- _OBJECTIVE_:
Each entry needs to be restated exactly as written.
##### DATASET ROWS
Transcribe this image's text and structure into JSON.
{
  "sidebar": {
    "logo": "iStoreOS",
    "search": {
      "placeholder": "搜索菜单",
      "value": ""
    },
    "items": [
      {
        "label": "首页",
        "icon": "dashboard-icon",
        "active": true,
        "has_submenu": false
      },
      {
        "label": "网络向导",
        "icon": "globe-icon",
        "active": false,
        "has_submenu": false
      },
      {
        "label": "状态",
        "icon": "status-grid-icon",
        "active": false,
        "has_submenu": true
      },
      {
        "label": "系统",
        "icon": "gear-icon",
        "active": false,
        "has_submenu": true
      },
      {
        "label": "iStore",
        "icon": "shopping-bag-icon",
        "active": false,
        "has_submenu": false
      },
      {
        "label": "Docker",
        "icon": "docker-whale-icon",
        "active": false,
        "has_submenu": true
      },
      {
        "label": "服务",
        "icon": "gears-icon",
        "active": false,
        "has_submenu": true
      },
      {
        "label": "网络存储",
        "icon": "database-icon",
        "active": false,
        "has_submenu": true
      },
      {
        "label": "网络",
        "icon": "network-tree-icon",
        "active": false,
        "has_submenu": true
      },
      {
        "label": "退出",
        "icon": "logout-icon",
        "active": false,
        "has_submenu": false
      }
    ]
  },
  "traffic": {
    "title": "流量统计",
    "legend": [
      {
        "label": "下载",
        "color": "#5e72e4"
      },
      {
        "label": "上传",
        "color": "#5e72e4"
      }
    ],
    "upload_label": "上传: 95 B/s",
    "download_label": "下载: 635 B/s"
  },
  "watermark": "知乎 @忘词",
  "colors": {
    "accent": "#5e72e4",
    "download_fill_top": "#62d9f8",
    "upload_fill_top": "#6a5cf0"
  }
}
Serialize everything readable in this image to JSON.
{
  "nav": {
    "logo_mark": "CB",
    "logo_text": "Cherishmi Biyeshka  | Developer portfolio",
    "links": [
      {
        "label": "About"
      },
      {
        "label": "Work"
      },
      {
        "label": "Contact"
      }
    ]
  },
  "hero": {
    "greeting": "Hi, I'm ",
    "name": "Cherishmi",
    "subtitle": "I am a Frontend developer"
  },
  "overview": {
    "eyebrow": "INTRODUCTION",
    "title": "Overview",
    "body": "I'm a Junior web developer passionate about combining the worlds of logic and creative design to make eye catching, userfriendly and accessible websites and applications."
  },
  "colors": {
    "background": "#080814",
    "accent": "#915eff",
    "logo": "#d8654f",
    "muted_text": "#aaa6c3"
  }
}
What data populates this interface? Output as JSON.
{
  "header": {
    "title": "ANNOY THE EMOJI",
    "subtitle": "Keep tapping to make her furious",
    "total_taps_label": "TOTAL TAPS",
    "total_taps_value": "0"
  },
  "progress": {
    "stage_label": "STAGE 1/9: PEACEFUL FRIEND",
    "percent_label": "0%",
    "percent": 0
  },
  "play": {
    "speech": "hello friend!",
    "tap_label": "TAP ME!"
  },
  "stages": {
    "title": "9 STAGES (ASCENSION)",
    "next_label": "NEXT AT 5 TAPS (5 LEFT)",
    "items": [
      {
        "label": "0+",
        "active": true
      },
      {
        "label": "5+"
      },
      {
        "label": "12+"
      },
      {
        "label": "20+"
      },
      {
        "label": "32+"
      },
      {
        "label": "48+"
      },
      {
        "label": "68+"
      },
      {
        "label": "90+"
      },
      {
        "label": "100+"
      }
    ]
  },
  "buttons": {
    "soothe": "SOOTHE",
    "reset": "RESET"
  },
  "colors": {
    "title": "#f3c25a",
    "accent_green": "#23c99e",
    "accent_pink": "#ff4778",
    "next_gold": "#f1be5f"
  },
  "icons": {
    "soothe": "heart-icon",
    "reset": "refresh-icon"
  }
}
##########
- _IN RESPONSE_:
Transcribe this image's text and structure into JSON.
{
  "sidebar": {
    "logo": "iStoreOS",
    "search": {
      "placeholder": "搜索菜单",
      "value": ""
    },
    "items": [
      {
        "label": "首页",
        "icon": "dashboard-icon",
        "active": true,
        "has_submenu": false
      },
      {
        "label": "网络向导",
        "icon": "globe-icon",
        "active": false,
        "has_submenu": false
      },
      {
        "label": "状态",
        "icon": "status-grid-icon",
        "active": false,
        "has_submenu": true
      },
      {
        "label": "系统",
        "icon": "gear-icon",
        "active": false,
        "has_submenu": true
      },
      {
        "label": "iStore",
        "icon": "shopping-bag-icon",
        "active": false,
        "has_submenu": false
      },
      {
        "label": "Docker",
        "icon": "docker-whale-icon",
        "active": false,
        "has_submenu": true
      },
      {
        "label": "服务",
        "icon": "gears-icon",
        "active": false,
        "has_submenu": true
      },
      {
        "label": "网络存储",
        "icon": "database-icon",
        "active": false,
        "has_submenu": true
      },
      {
        "label": "网络",
        "icon": "network-tree-icon",
        "active": false,
        "has_submenu": true
      },
      {
        "label": "退出",
        "icon": "logout-icon",
        "active": false,
        "has_submenu": false
      }
    ]
  },
  "traffic": {
    "title": "流量统计",
    "legend": [
      {
        "label": "下载",
        "color": "#5e72e4"
      },
      {
        "label": "上传",
        "color": "#5e72e4"
      }
    ],
    "upload_label": "上传: 95 B/s",
    "download_label": "下载: 635 B/s"
  },
  "watermark": "知乎 @忘词",
  "colors": {
    "accent": "#5e72e4",
    "download_fill_top": "#62d9f8",
    "upload_fill_top": "#6a5cf0"
  }
}
Serialize everything readable in this image to JSON.
{
  "nav": {
    "logo_mark": "CB",
    "logo_text": "Cherishmi Biyeshka  | Developer portfolio",
    "links": [
      {
        "label": "About"
      },
      {
        "label": "Work"
      },
      {
        "label": "Contact"
      }
    ]
  },
  "hero": {
    "greeting": "Hi, I'm ",
    "name": "Cherishmi",
    "subtitle": "I am a Frontend developer"
  },
  "overview": {
    "eyebrow": "INTRODUCTION",
    "title": "Overview",
    "body": "I'm a Junior web developer passionate about combining the worlds of logic and creative design to make eye catching, userfriendly and accessible websites and applications."
  },
  "colors": {
    "background": "#080814",
    "accent": "#915eff",
    "logo": "#d8654f",
    "muted_text": "#aaa6c3"
  }
}
What data populates this interface? Output as JSON.
{
  "header": {
    "title": "ANNOY THE EMOJI",
    "subtitle": "Keep tapping to make her furious",
    "total_taps_label": "TOTAL TAPS",
    "total_taps_value": "0"
  },
  "progress": {
    "stage_label": "STAGE 1/9: PEACEFUL FRIEND",
    "percent_label": "0%",
    "percent": 0
  },
  "play": {
    "speech": "hello friend!",
    "tap_label": "TAP ME!"
  },
  "stages": {
    "title": "9 STAGES (ASCENSION)",
    "next_label": "NEXT AT 5 TAPS (5 LEFT)",
    "items": [
      {
        "label": "0+",
        "active": true
      },
      {
        "label": "5+"
      },
      {
        "label": "12+"
      },
      {
        "label": "20+"
      },
      {
        "label": "32+"
      },
      {
        "label": "48+"
      },
      {
        "label": "68+"
      },
      {
        "label": "90+"
      },
      {
        "label": "100+"
      }
    ]
  },
  "buttons": {
    "soothe": "SOOTHE",
    "reset": "RESET"
  },
  "colors": {
    "title": "#f3c25a",
    "accent_green": "#23c99e",
    "accent_pink": "#ff4778",
    "next_gold": "#f1be5f"
  },
  "icons": {
    "soothe": "heart-icon",
    "reset": "refresh-icon"
  }
}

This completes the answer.